### Written exercise
The records that follow are to be repeated without alteration.

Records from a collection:
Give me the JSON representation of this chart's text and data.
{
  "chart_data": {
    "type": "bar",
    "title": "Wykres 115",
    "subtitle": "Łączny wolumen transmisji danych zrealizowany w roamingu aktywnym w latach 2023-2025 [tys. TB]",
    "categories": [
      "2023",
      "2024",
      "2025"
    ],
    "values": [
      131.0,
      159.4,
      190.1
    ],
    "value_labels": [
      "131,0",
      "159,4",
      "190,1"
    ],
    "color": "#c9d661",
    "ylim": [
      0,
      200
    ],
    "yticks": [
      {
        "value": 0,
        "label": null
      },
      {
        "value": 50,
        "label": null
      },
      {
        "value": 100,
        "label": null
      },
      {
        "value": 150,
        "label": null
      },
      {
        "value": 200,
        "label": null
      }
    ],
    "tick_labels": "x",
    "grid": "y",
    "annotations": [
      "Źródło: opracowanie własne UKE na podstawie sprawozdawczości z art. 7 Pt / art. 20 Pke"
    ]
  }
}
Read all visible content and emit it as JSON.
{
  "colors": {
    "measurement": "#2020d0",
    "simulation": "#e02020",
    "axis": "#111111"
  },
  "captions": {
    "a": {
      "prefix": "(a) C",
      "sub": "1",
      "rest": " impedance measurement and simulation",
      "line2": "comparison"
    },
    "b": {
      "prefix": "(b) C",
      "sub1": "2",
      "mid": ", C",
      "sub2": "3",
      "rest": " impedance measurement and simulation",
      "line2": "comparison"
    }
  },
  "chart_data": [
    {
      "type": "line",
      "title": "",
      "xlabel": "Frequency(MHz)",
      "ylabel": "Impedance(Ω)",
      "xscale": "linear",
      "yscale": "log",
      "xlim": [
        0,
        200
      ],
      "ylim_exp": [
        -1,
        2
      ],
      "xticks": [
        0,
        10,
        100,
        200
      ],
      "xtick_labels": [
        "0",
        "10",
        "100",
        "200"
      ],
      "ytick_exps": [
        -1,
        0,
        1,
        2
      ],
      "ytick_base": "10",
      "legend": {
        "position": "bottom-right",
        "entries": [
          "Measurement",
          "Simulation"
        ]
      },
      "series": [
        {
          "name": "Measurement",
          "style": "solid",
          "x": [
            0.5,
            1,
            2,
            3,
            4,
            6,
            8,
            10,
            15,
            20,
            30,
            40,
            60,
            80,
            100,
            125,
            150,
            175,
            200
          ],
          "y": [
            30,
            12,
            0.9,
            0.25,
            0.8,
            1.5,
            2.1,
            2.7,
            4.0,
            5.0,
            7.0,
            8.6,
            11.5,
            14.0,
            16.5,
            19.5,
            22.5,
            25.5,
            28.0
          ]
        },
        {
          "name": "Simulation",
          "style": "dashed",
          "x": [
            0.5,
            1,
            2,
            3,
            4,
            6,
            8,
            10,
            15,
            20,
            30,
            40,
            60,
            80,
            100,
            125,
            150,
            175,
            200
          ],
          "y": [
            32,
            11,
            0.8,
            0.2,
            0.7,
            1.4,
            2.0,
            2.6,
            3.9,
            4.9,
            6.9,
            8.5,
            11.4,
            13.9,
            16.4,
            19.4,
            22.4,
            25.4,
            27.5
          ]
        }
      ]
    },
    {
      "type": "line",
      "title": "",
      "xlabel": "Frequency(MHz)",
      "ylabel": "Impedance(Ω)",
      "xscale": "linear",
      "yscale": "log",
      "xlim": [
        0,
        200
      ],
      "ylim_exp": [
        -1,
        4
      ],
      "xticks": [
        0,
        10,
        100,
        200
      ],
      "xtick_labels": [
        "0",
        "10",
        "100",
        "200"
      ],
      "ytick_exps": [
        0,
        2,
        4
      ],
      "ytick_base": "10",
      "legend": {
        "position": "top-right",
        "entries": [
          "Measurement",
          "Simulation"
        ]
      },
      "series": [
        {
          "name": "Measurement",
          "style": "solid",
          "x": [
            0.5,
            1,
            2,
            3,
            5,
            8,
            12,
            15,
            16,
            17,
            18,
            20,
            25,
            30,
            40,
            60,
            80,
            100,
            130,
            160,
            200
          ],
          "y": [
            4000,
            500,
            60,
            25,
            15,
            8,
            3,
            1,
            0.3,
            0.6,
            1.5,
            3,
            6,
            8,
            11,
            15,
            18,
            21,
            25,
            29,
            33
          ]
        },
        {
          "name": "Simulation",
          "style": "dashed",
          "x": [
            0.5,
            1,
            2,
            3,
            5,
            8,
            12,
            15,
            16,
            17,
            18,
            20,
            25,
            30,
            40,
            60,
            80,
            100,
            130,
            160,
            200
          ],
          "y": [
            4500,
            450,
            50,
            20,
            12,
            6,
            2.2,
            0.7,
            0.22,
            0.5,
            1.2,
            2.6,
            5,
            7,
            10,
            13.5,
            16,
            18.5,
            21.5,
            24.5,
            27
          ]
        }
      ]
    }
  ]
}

### In response
Give me the JSON representation of this chart's text and data.
{
  "chart_data": {
    "type": "bar",
    "title": "Wykres 115",
    "subtitle": "Łączny wolumen transmisji danych zrealizowany w roamingu aktywnym w latach 2023-2025 [tys. TB]",
    "categories": [
      "2023",
      "2024",
      "2025"
    ],
    "values": [
      131.0,
      159.4,
      190.1
    ],
    "value_labels": [
      "131,0",
      "159,4",
      "190,1"
    ],
    "color": "#c9d661",
    "ylim": [
      0,
      200
    ],
    "yticks": [
      {
        "value": 0,
        "label": null
      },
      {
        "value": 50,
        "label": null
      },
      {
        "value": 100,
        "label": null
      },
      {
        "value": 150,
        "label": null
      },
      {
        "value": 200,
        "label": null
      }
    ],
    "tick_labels": "x",
    "grid": "y",
    "annotations": [
      "Źródło: opracowanie własne UKE na podstawie sprawozdawczości z art. 7 Pt / art. 20 Pke"
    ]
  }
}
Read all visible content and emit it as JSON.
{
  "colors": {
    "measurement": "#2020d0",
    "simulation": "#e02020",
    "axis": "#111111"
  },
  "captions": {
    "a": {
      "prefix": "(a) C",
      "sub": "1",
      "rest": " impedance measurement and simulation",
      "line2": "comparison"
    },
    "b": {
      "prefix": "(b) C",
      "sub1": "2",
      "mid": ", C",
      "sub2": "3",
      "rest": " impedance measurement and simulation",
      "line2": "comparison"
    }
  },
  "chart_data": [
    {
      "type": "line",
      "title": "",
      "xlabel": "Frequency(MHz)",
      "ylabel": "Impedance(Ω)",
      "xscale": "linear",
      "yscale": "log",
      "xlim": [
        0,
        200
      ],
      "ylim_exp": [
        -1,
        2
      ],
      "xticks": [
        0,
        10,
        100,
        200
      ],
      "xtick_labels": [
        "0",
        "10",
        "100",
        "200"
      ],
      "ytick_exps": [
        -1,
        0,
        1,
        2
      ],
      "ytick_base": "10",
      "legend": {
        "position": "bottom-right",
        "entries": [
          "Measurement",
          "Simulation"
        ]
      },
      "series": [
        {
          "name": "Measurement",
          "style": "solid",
          "x": [
            0.5,
            1,
            2,
            3,
            4,
            6,
            8,
            10,
            15,
            20,
            30,
            40,
            60,
            80,
            100,
            125,
            150,
            175,
            200
          ],
          "y": [
            30,
            12,
            0.9,
            0.25,
            0.8,
            1.5,
            2.1,
            2.7,
            4.0,
            5.0,
            7.0,
            8.6,
            11.5,
            14.0,
            16.5,
            19.5,
            22.5,
            25.5,
            28.0
          ]
        },
        {
          "name": "Simulation",
          "style": "dashed",
          "x": [
            0.5,
            1,
            2,
            3,
            4,
            6,
            8,
            10,
            15,
            20,
            30,
            40,
            60,
            80,
            100,
            125,
            150,
            175,
            200
          ],
          "y": [
            32,
            11,
            0.8,
            0.2,
            0.7,
            1.4,
            2.0,
            2.6,
            3.9,
            4.9,
            6.9,
            8.5,
            11.4,
            13.9,
            16.4,
            19.4,
            22.4,
            25.4,
            27.5
          ]
        }
      ]
    },
    {
      "type": "line",
      "title": "",
      "xlabel": "Frequency(MHz)",
      "ylabel": "Impedance(Ω)",
      "xscale": "linear",
      "yscale": "log",
      "xlim": [
        0,
        200
      ],
      "ylim_exp": [
        -1,
        4
      ],
      "xticks": [
        0,
        10,
        100,
        200
      ],
      "xtick_labels": [
        "0",
        "10",
        "100",
        "200"
      ],
      "ytick_exps": [
        0,
        2,
        4
      ],
      "ytick_base": "10",
      "legend": {
        "position": "top-right",
        "entries": [
          "Measurement",
          "Simulation"
        ]
      },
      "series": [
        {
          "name": "Measurement",
          "style": "solid",
          "x": [
            0.5,
            1,
            2,
            3,
            5,
            8,
            12,
            15,
            16,
            17,
            18,
            20,
            25,
            30,
            40,
            60,
            80,
            100,
            130,
            160,
            200
          ],
          "y": [
            4000,
            500,
            60,
            25,
            15,
            8,
            3,
            1,
            0.3,
            0.6,
            1.5,
            3,
            6,
            8,
            11,
            15,
            18,
            21,
            25,
            29,
            33
          ]
        },
        {
          "name": "Simulation",
          "style": "dashed",
          "x": [
            0.5,
            1,
            2,
            3,
            5,
            8,
            12,
            15,
            16,
            17,
            18,
            20,
            25,
            30,
            40,
            60,
            80,
            100,
            130,
            160,
            200
          ],
          "y": [
            4500,
            450,
            50,
            20,
            12,
            6,
            2.2,
            0.7,
            0.22,
            0.5,
            1.2,
            2.6,
            5,
            7,
            10,
            13.5,
            16,
            18.5,
            21.5,
            24.5,
            27
          ]
        }
      ]
    }
  ]
}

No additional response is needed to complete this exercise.